--- The problem ---
Report every line below that holds the word "Jacobs".

--- Record extracts ---

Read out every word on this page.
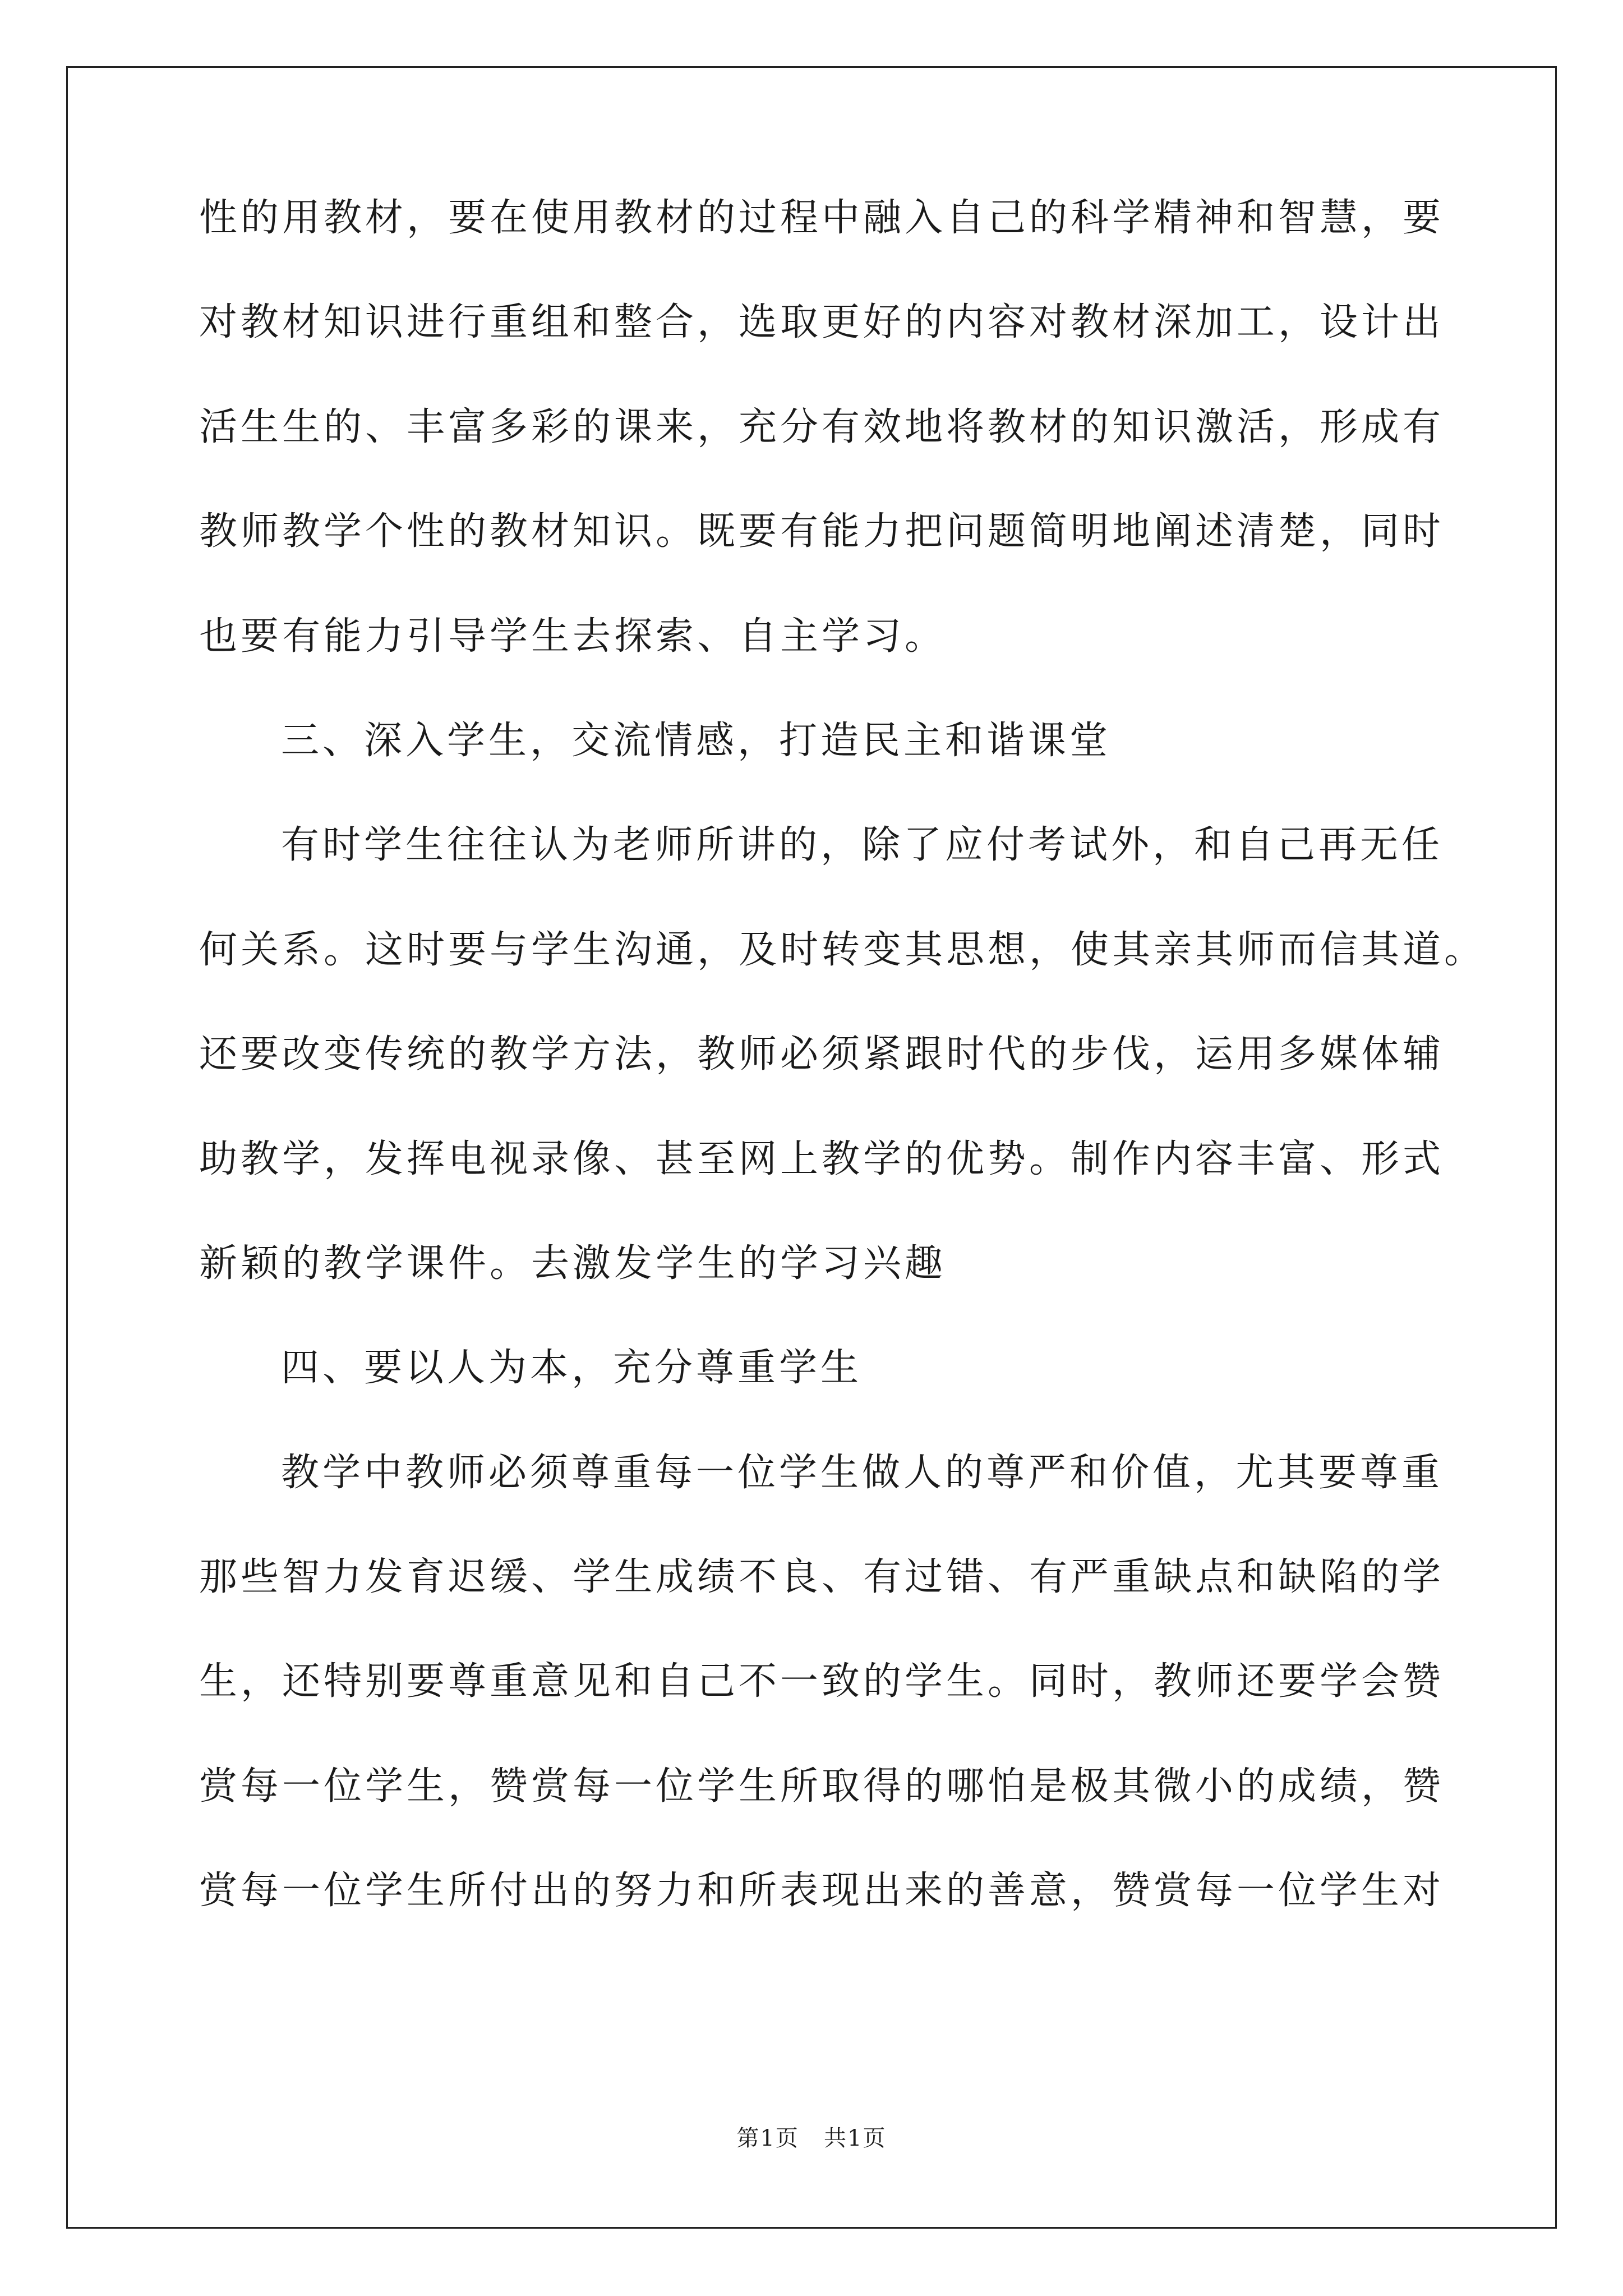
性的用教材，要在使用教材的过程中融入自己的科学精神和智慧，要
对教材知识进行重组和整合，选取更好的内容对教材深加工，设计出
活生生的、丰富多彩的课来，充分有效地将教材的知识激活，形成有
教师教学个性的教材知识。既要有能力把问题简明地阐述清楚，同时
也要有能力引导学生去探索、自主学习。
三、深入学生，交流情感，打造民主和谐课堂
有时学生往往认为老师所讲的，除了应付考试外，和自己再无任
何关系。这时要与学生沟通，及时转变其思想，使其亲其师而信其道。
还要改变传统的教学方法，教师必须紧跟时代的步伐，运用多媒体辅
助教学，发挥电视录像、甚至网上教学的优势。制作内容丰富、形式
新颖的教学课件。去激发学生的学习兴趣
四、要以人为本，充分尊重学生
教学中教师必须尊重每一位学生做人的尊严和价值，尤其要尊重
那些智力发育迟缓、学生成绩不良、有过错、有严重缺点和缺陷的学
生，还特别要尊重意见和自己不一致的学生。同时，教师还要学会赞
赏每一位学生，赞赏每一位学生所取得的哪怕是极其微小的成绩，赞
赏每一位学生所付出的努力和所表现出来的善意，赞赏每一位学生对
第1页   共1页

---

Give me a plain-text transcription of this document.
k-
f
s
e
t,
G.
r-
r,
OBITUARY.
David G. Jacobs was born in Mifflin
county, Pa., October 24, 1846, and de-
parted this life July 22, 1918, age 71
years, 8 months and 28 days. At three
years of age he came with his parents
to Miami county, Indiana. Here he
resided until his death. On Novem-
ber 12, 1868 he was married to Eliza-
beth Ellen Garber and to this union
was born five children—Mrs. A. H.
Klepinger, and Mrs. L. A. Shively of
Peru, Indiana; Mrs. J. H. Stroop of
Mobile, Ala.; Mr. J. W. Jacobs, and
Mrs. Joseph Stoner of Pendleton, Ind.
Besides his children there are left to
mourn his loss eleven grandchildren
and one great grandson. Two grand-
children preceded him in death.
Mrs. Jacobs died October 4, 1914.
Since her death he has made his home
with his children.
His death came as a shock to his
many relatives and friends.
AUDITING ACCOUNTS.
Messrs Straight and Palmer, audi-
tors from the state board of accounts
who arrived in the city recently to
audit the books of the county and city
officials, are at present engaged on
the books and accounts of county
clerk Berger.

...

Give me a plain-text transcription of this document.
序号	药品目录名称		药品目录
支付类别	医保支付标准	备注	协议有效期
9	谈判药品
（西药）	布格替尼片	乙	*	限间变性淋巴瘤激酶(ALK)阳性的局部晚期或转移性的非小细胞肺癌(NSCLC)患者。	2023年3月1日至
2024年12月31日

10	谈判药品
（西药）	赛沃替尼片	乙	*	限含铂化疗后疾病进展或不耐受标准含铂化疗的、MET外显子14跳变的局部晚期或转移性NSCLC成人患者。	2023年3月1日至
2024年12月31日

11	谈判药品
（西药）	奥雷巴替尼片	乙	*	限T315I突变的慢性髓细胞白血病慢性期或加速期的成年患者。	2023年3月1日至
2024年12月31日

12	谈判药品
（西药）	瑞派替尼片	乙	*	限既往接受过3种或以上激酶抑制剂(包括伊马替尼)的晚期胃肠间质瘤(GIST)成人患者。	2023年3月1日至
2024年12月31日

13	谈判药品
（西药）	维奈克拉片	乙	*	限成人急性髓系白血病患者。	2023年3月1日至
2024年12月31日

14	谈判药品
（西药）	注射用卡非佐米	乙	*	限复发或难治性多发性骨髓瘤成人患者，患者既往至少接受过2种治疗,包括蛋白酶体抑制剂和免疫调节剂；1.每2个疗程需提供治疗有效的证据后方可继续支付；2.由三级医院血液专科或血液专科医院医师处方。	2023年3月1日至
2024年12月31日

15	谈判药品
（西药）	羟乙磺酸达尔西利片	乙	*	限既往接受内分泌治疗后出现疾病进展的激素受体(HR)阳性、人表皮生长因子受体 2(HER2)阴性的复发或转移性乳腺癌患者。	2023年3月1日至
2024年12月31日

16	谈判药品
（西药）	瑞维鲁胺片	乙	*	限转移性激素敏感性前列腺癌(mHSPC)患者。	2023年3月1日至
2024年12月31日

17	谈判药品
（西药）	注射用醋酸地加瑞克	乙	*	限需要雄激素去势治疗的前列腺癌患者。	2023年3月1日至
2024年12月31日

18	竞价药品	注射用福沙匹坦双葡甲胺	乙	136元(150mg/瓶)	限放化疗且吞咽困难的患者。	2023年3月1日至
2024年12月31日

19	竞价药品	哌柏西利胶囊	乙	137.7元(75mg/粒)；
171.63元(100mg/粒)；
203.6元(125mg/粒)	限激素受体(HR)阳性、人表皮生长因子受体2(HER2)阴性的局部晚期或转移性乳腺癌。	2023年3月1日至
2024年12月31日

--- Reply to the exercise ---
David G. Jacobs was born in Mifflin
Mobile, Ala.; Mr. J. W. Jacobs, and
Mrs. Jacobs died October 4, 1914.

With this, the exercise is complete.